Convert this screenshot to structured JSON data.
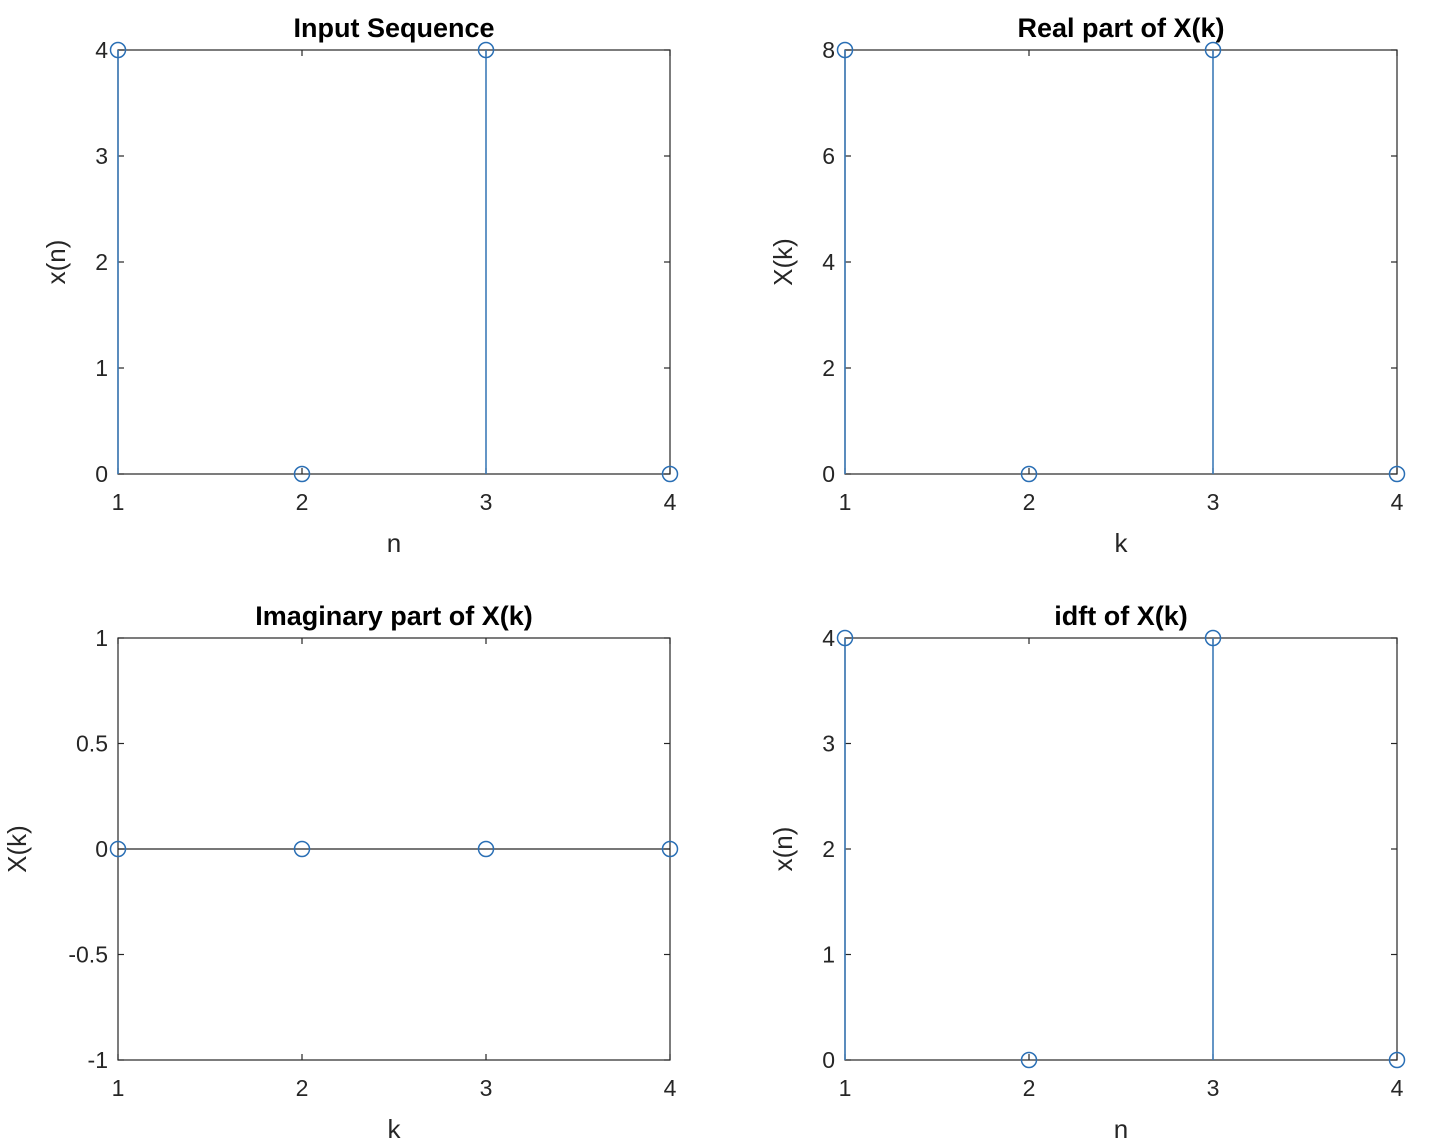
{
  "chart_data": [
    {
      "type": "stem",
      "title": "Input Sequence",
      "xlabel": "n",
      "ylabel": "x(n)",
      "x": [
        1,
        2,
        3,
        4
      ],
      "y": [
        4,
        0,
        4,
        0
      ],
      "xlim": [
        1,
        4
      ],
      "ylim": [
        0,
        4
      ],
      "xticks": [
        1,
        2,
        3,
        4
      ],
      "yticks": [
        0,
        1,
        2,
        3,
        4
      ],
      "xtick_labels": [
        "1",
        "2",
        "3",
        "4"
      ],
      "ytick_labels": [
        "0",
        "1",
        "2",
        "3",
        "4"
      ],
      "grid": false
    },
    {
      "type": "stem",
      "title": "Real part of X(k)",
      "xlabel": "k",
      "ylabel": "X(k)",
      "x": [
        1,
        2,
        3,
        4
      ],
      "y": [
        8,
        0,
        8,
        0
      ],
      "xlim": [
        1,
        4
      ],
      "ylim": [
        0,
        8
      ],
      "xticks": [
        1,
        2,
        3,
        4
      ],
      "yticks": [
        0,
        2,
        4,
        6,
        8
      ],
      "xtick_labels": [
        "1",
        "2",
        "3",
        "4"
      ],
      "ytick_labels": [
        "0",
        "2",
        "4",
        "6",
        "8"
      ],
      "grid": false
    },
    {
      "type": "stem",
      "title": "Imaginary part of X(k)",
      "xlabel": "k",
      "ylabel": "X(k)",
      "x": [
        1,
        2,
        3,
        4
      ],
      "y": [
        0,
        0,
        0,
        0
      ],
      "xlim": [
        1,
        4
      ],
      "ylim": [
        -1,
        1
      ],
      "xticks": [
        1,
        2,
        3,
        4
      ],
      "yticks": [
        -1,
        -0.5,
        0,
        0.5,
        1
      ],
      "xtick_labels": [
        "1",
        "2",
        "3",
        "4"
      ],
      "ytick_labels": [
        "-1",
        "-0.5",
        "0",
        "0.5",
        "1"
      ],
      "grid": false
    },
    {
      "type": "stem",
      "title": "idft of X(k)",
      "xlabel": "n",
      "ylabel": "x(n)",
      "x": [
        1,
        2,
        3,
        4
      ],
      "y": [
        4,
        0,
        4,
        0
      ],
      "xlim": [
        1,
        4
      ],
      "ylim": [
        0,
        4
      ],
      "xticks": [
        1,
        2,
        3,
        4
      ],
      "yticks": [
        0,
        1,
        2,
        3,
        4
      ],
      "xtick_labels": [
        "1",
        "2",
        "3",
        "4"
      ],
      "ytick_labels": [
        "0",
        "1",
        "2",
        "3",
        "4"
      ],
      "grid": false
    }
  ],
  "colors": {
    "stem": "#3d7bb8",
    "marker": "#2a6fb5",
    "axes": "#262626",
    "title": "#000000"
  }
}
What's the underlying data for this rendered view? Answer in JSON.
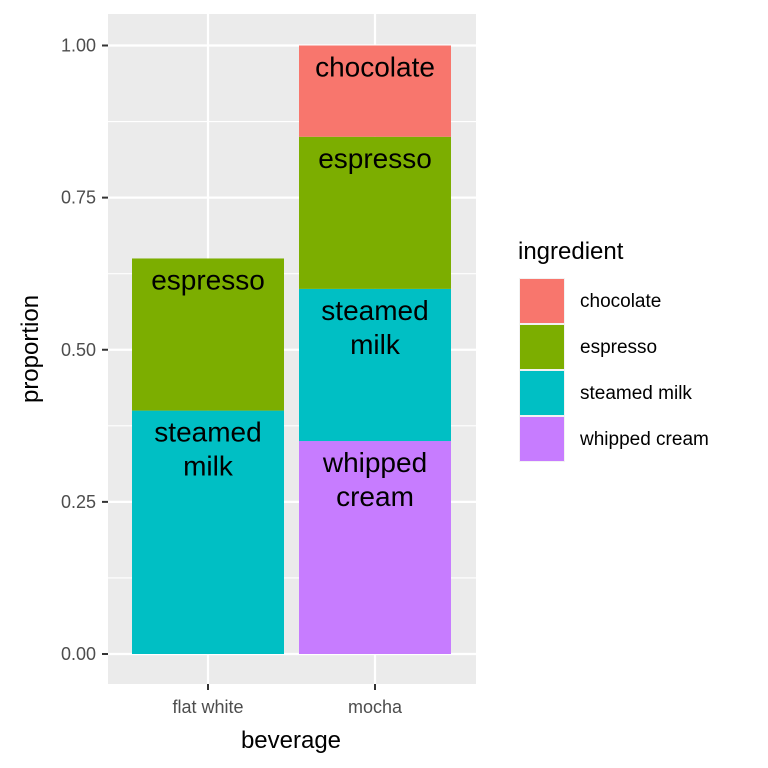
{
  "chart_data": {
    "type": "bar",
    "stacked": true,
    "xlabel": "beverage",
    "ylabel": "proportion",
    "ylim": [
      0,
      1.05
    ],
    "y_ticks": [
      "0.00",
      "0.25",
      "0.50",
      "0.75",
      "1.00"
    ],
    "y_tick_values": [
      0,
      0.25,
      0.5,
      0.75,
      1.0
    ],
    "categories": [
      "flat white",
      "mocha"
    ],
    "grid": true,
    "legend": {
      "title": "ingredient",
      "position": "right",
      "items": [
        {
          "label": "chocolate",
          "color": "#F8766D"
        },
        {
          "label": "espresso",
          "color": "#7CAE00"
        },
        {
          "label": "steamed milk",
          "color": "#00BFC4"
        },
        {
          "label": "whipped cream",
          "color": "#C77CFF"
        }
      ]
    },
    "bars": [
      {
        "category": "flat white",
        "segments": [
          {
            "ingredient": "steamed milk",
            "value": 0.4,
            "label_lines": [
              "steamed",
              "milk"
            ]
          },
          {
            "ingredient": "espresso",
            "value": 0.25,
            "label_lines": [
              "espresso"
            ]
          }
        ]
      },
      {
        "category": "mocha",
        "segments": [
          {
            "ingredient": "whipped cream",
            "value": 0.35,
            "label_lines": [
              "whipped",
              "cream"
            ]
          },
          {
            "ingredient": "steamed milk",
            "value": 0.25,
            "label_lines": [
              "steamed",
              "milk"
            ]
          },
          {
            "ingredient": "espresso",
            "value": 0.25,
            "label_lines": [
              "espresso"
            ]
          },
          {
            "ingredient": "chocolate",
            "value": 0.15,
            "label_lines": [
              "chocolate"
            ]
          }
        ]
      }
    ]
  }
}
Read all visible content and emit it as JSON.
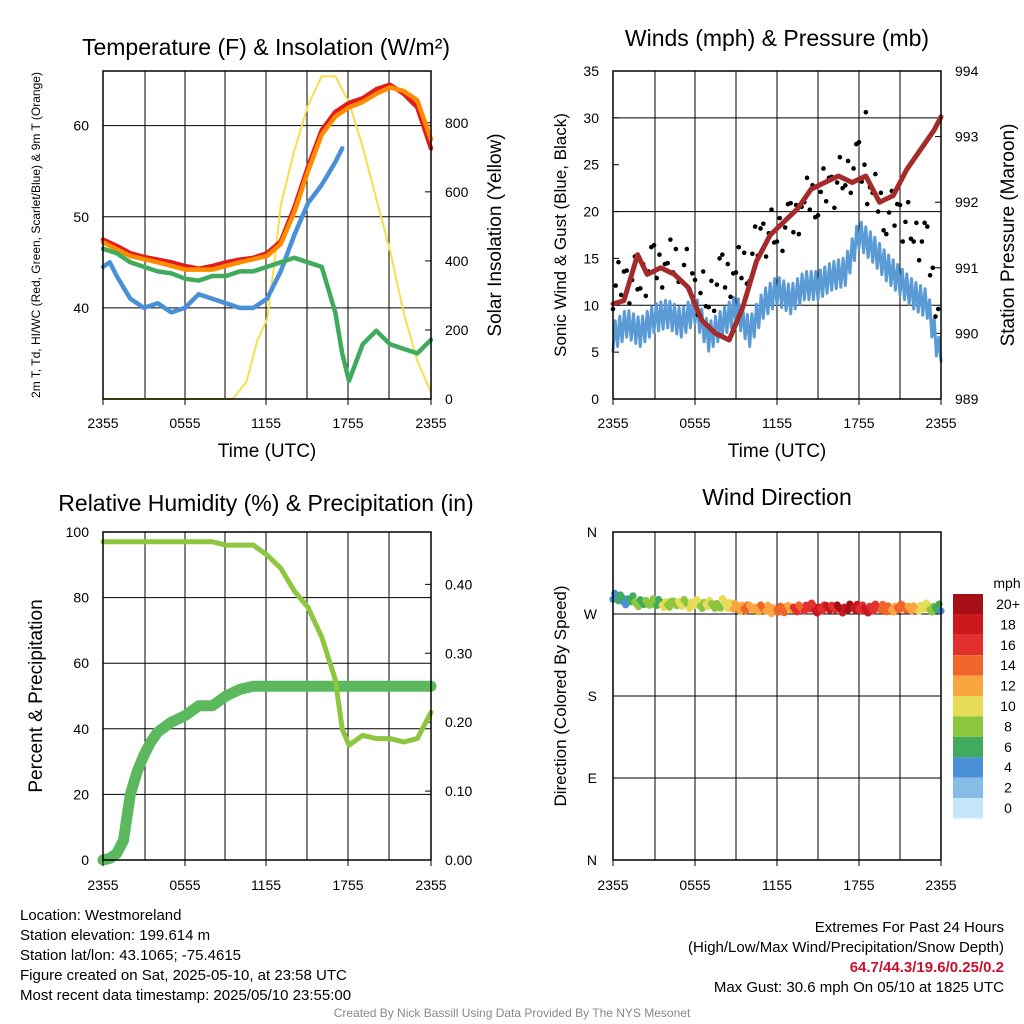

++++++++++++++++++++

→ **What needs to be done**:
Output all of the data exactly as it stands, minus any images.

→ **Written reply**:
Convert this screenshot to structured JSON data.
{
  "chart_data": [
    {
      "type": "stem",
      "title": "Input Sequence",
      "xlabel": "n",
      "ylabel": "x(n)",
      "x": [
        1,
        2,
        3,
        4
      ],
      "y": [
        4,
        0,
        4,
        0
      ],
      "xlim": [
        1,
        4
      ],
      "ylim": [
        0,
        4
      ],
      "xticks": [
        1,
        2,
        3,
        4
      ],
      "yticks": [
        0,
        1,
        2,
        3,
        4
      ],
      "xtick_labels": [
        "1",
        "2",
        "3",
        "4"
      ],
      "ytick_labels": [
        "0",
        "1",
        "2",
        "3",
        "4"
      ],
      "grid": false
    },
    {
      "type": "stem",
      "title": "Real part of X(k)",
      "xlabel": "k",
      "ylabel": "X(k)",
      "x": [
        1,
        2,
        3,
        4
      ],
      "y": [
        8,
        0,
        8,
        0
      ],
      "xlim": [
        1,
        4
      ],
      "ylim": [
        0,
        8
      ],
      "xticks": [
        1,
        2,
        3,
        4
      ],
      "yticks": [
        0,
        2,
        4,
        6,
        8
      ],
      "xtick_labels": [
        "1",
        "2",
        "3",
        "4"
      ],
      "ytick_labels": [
        "0",
        "2",
        "4",
        "6",
        "8"
      ],
      "grid": false
    },
    {
      "type": "stem",
      "title": "Imaginary part of X(k)",
      "xlabel": "k",
      "ylabel": "X(k)",
      "x": [
        1,
        2,
        3,
        4
      ],
      "y": [
        0,
        0,
        0,
        0
      ],
      "xlim": [
        1,
        4
      ],
      "ylim": [
        -1,
        1
      ],
      "xticks": [
        1,
        2,
        3,
        4
      ],
      "yticks": [
        -1,
        -0.5,
        0,
        0.5,
        1
      ],
      "xtick_labels": [
        "1",
        "2",
        "3",
        "4"
      ],
      "ytick_labels": [
        "-1",
        "-0.5",
        "0",
        "0.5",
        "1"
      ],
      "grid": false
    },
    {
      "type": "stem",
      "title": "idft of X(k)",
      "xlabel": "n",
      "ylabel": "x(n)",
      "x": [
        1,
        2,
        3,
        4
      ],
      "y": [
        4,
        0,
        4,
        0
      ],
      "xlim": [
        1,
        4
      ],
      "ylim": [
        0,
        4
      ],
      "xticks": [
        1,
        2,
        3,
        4
      ],
      "yticks": [
        0,
        1,
        2,
        3,
        4
      ],
      "xtick_labels": [
        "1",
        "2",
        "3",
        "4"
      ],
      "ytick_labels": [
        "0",
        "1",
        "2",
        "3",
        "4"
      ],
      "grid": false
    }
  ],
  "colors": {
    "stem": "#3d7bb8",
    "marker": "#2a6fb5",
    "axes": "#262626",
    "title": "#000000"
  }
}
What's the underlying data for this rendered view? Answer in JSON.
{
  "chart_data": {
    "type": "bar",
    "stacked": true,
    "xlabel": "beverage",
    "ylabel": "proportion",
    "ylim": [
      0,
      1.05
    ],
    "y_ticks": [
      "0.00",
      "0.25",
      "0.50",
      "0.75",
      "1.00"
    ],
    "y_tick_values": [
      0,
      0.25,
      0.5,
      0.75,
      1.0
    ],
    "categories": [
      "flat white",
      "mocha"
    ],
    "grid": true,
    "legend": {
      "title": "ingredient",
      "position": "right",
      "items": [
        {
          "label": "chocolate",
          "color": "#F8766D"
        },
        {
          "label": "espresso",
          "color": "#7CAE00"
        },
        {
          "label": "steamed milk",
          "color": "#00BFC4"
        },
        {
          "label": "whipped cream",
          "color": "#C77CFF"
        }
      ]
    },
    "bars": [
      {
        "category": "flat white",
        "segments": [
          {
            "ingredient": "steamed milk",
            "value": 0.4,
            "label_lines": [
              "steamed",
              "milk"
            ]
          },
          {
            "ingredient": "espresso",
            "value": 0.25,
            "label_lines": [
              "espresso"
            ]
          }
        ]
      },
      {
        "category": "mocha",
        "segments": [
          {
            "ingredient": "whipped cream",
            "value": 0.35,
            "label_lines": [
              "whipped",
              "cream"
            ]
          },
          {
            "ingredient": "steamed milk",
            "value": 0.25,
            "label_lines": [
              "steamed",
              "milk"
            ]
          },
          {
            "ingredient": "espresso",
            "value": 0.25,
            "label_lines": [
              "espresso"
            ]
          },
          {
            "ingredient": "chocolate",
            "value": 0.15,
            "label_lines": [
              "chocolate"
            ]
          }
        ]
      }
    ]
  }
}
Read all visible content and emit it as JSON.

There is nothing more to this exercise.